** START Records supplied **
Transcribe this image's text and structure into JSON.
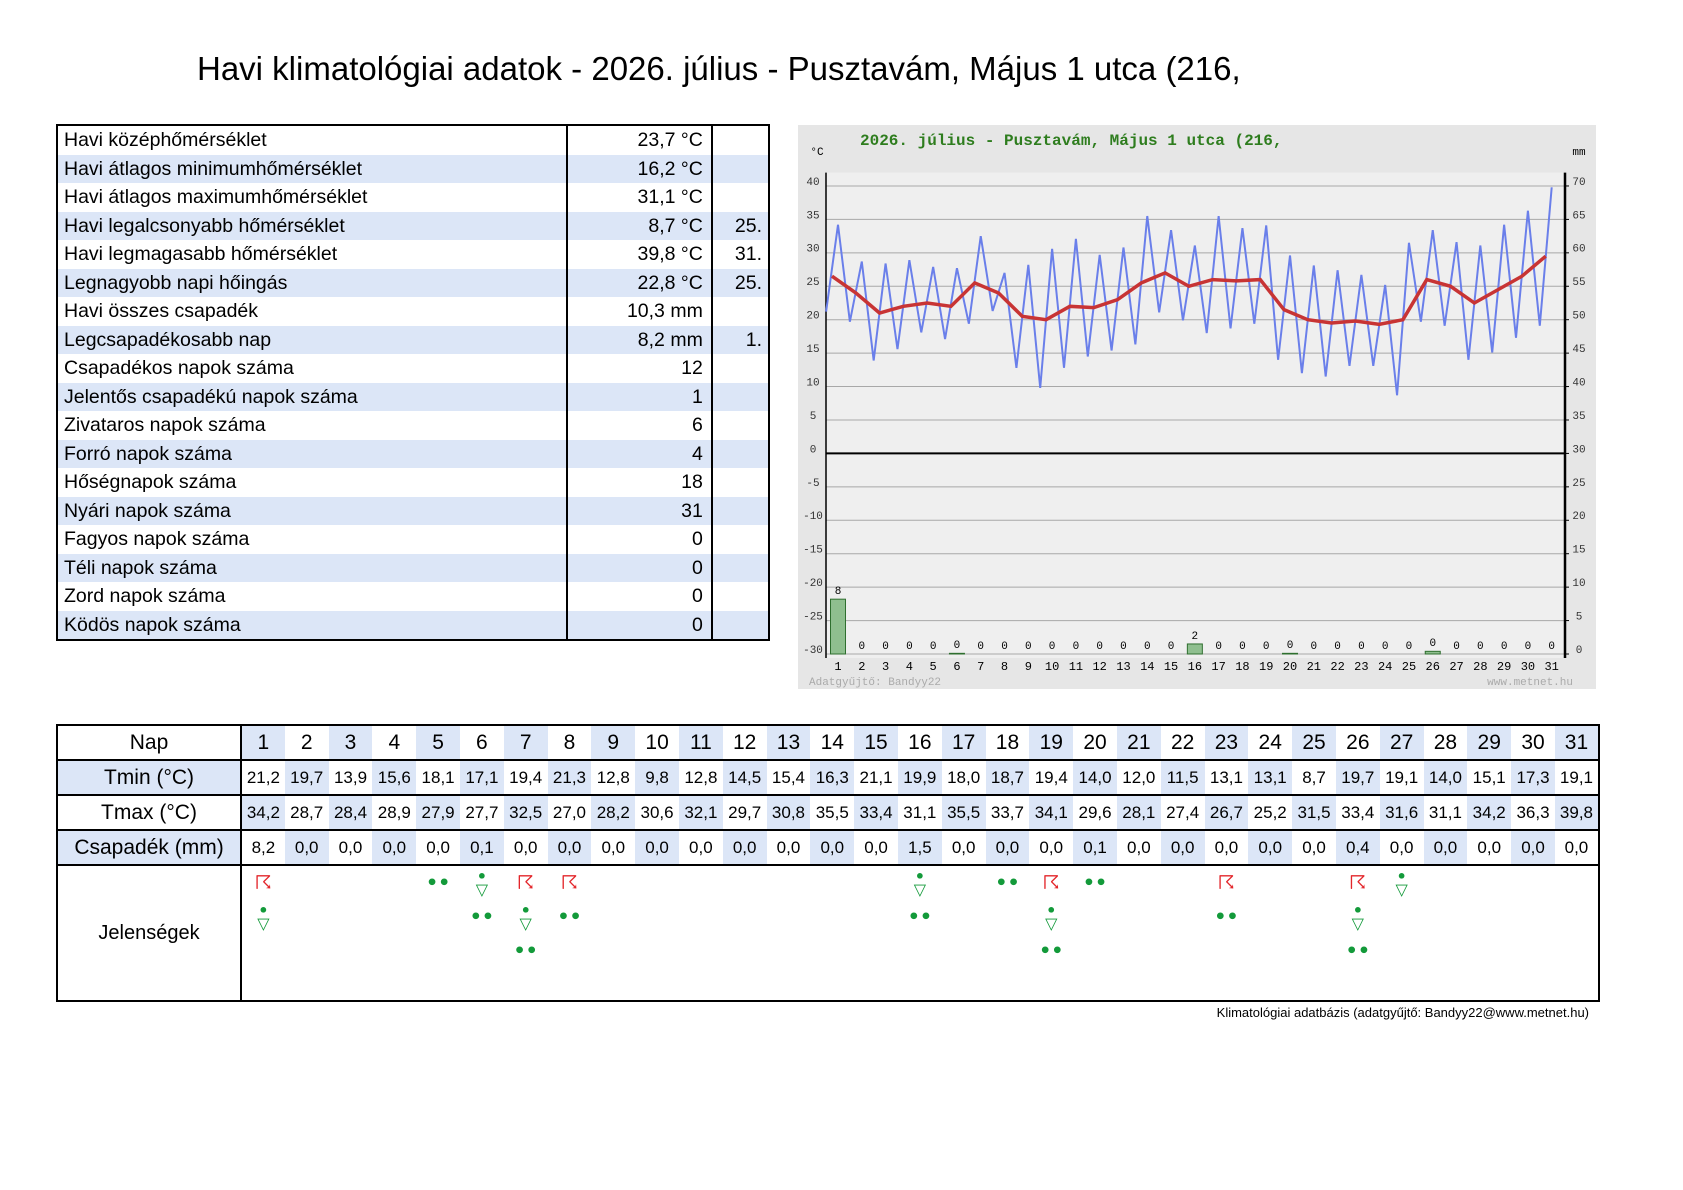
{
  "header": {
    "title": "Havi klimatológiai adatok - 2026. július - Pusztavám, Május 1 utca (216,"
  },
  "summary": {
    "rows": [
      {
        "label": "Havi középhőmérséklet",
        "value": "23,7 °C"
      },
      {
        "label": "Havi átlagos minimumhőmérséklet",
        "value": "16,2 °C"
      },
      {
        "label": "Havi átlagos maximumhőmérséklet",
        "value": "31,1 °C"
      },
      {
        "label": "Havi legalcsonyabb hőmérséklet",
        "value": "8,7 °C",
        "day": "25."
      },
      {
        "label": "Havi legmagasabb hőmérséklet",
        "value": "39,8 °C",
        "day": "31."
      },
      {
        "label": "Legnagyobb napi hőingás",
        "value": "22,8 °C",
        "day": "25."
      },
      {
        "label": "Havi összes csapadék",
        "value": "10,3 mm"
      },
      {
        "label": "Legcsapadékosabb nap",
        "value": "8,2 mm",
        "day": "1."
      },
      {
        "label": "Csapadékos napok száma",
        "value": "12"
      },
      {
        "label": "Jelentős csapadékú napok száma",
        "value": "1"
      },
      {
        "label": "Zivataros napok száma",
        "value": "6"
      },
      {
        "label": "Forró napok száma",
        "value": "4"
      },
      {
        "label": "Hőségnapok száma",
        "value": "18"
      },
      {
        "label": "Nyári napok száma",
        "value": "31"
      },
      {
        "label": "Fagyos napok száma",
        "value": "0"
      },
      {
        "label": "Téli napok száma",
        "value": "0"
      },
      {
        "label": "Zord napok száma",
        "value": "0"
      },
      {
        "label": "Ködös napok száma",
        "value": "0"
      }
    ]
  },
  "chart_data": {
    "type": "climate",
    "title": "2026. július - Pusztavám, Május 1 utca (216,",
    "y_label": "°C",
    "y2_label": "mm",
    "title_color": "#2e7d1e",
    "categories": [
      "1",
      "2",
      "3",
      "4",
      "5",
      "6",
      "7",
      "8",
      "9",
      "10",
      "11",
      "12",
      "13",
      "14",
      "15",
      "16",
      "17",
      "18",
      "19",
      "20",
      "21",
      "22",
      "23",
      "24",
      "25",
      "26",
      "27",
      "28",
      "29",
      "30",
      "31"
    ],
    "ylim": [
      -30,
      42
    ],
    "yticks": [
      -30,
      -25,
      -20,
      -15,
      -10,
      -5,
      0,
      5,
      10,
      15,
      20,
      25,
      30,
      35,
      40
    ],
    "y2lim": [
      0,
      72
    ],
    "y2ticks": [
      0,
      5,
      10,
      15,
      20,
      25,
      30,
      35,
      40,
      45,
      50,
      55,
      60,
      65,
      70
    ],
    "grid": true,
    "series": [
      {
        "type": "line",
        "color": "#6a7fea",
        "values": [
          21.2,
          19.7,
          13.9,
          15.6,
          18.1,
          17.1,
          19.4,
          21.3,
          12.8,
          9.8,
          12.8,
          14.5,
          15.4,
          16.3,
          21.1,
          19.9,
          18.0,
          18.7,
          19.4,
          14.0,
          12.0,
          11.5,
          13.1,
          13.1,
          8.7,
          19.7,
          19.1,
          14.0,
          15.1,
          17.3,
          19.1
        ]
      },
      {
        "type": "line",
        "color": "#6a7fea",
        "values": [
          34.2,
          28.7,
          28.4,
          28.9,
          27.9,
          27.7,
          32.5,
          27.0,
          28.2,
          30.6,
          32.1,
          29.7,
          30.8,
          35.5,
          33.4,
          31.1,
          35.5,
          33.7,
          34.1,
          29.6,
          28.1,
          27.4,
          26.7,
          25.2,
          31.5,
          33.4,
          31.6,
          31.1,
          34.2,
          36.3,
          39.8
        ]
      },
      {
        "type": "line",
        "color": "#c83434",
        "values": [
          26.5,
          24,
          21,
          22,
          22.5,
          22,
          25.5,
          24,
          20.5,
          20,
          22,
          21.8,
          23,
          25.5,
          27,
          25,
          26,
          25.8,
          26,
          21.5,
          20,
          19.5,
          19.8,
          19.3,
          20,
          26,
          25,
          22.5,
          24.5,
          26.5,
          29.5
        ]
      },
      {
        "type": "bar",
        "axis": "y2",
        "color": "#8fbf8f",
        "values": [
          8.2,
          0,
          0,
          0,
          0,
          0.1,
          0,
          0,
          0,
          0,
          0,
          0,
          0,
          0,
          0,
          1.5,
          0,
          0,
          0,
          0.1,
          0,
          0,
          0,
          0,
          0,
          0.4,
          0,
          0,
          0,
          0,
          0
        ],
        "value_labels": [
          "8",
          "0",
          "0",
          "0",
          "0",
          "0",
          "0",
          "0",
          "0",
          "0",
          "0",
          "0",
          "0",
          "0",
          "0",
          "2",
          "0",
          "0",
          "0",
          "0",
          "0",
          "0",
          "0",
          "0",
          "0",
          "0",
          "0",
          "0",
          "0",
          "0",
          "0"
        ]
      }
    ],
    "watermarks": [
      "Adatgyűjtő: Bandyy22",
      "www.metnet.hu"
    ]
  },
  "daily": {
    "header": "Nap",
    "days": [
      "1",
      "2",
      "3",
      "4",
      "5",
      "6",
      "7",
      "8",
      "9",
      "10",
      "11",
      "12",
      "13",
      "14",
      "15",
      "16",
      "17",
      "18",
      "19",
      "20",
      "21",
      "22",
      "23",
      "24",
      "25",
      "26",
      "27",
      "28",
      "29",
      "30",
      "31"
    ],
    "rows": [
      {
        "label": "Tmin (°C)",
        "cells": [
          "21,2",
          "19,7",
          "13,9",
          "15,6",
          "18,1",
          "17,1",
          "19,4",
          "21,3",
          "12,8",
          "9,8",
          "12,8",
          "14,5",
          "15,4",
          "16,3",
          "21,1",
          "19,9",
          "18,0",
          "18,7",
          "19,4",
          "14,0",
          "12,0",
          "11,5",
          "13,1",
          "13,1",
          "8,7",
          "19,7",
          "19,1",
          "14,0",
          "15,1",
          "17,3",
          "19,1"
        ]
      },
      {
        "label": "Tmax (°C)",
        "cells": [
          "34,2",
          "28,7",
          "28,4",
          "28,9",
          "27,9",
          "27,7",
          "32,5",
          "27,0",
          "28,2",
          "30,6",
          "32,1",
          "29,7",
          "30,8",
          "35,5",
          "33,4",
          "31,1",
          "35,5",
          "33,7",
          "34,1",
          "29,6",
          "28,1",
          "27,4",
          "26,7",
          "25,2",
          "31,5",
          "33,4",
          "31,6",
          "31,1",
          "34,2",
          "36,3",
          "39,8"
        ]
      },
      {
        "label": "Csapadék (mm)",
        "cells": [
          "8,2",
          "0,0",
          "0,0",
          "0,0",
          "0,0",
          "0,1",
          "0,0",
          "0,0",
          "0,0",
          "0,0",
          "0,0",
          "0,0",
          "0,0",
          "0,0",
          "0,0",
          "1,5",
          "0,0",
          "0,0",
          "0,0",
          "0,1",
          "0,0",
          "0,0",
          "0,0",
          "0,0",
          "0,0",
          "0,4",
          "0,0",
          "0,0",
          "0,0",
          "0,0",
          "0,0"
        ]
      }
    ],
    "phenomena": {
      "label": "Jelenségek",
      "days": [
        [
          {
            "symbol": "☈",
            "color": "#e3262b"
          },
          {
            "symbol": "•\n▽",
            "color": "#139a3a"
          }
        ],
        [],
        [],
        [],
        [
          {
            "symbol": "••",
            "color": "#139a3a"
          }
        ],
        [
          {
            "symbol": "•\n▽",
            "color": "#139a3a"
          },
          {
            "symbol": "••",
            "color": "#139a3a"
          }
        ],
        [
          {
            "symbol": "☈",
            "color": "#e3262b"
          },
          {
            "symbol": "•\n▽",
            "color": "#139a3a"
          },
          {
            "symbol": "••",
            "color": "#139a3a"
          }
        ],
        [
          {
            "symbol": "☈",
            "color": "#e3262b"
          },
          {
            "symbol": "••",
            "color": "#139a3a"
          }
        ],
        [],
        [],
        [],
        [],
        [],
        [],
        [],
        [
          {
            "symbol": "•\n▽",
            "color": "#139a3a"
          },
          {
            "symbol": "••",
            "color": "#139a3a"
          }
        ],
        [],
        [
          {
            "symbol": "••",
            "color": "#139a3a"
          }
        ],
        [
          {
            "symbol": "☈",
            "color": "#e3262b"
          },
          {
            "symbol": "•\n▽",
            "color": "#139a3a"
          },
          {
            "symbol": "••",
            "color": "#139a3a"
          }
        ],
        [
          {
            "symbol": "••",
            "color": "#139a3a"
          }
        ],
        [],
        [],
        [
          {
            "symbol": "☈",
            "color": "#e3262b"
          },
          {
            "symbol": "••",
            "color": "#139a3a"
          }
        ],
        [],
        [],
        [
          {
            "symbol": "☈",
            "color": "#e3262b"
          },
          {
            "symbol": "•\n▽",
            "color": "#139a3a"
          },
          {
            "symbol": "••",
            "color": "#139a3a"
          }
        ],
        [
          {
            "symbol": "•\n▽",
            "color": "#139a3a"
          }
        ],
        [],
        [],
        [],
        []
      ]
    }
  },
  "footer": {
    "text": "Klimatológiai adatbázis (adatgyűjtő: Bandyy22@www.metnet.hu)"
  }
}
** END Records supplied **
**Task goal:** Gather each line in the data that holds the string "átlagos".

**Output for this task:**
        "label": "Havi átlagos minimumhőmérséklet",
        "label": "Havi átlagos maximumhőmérséklet",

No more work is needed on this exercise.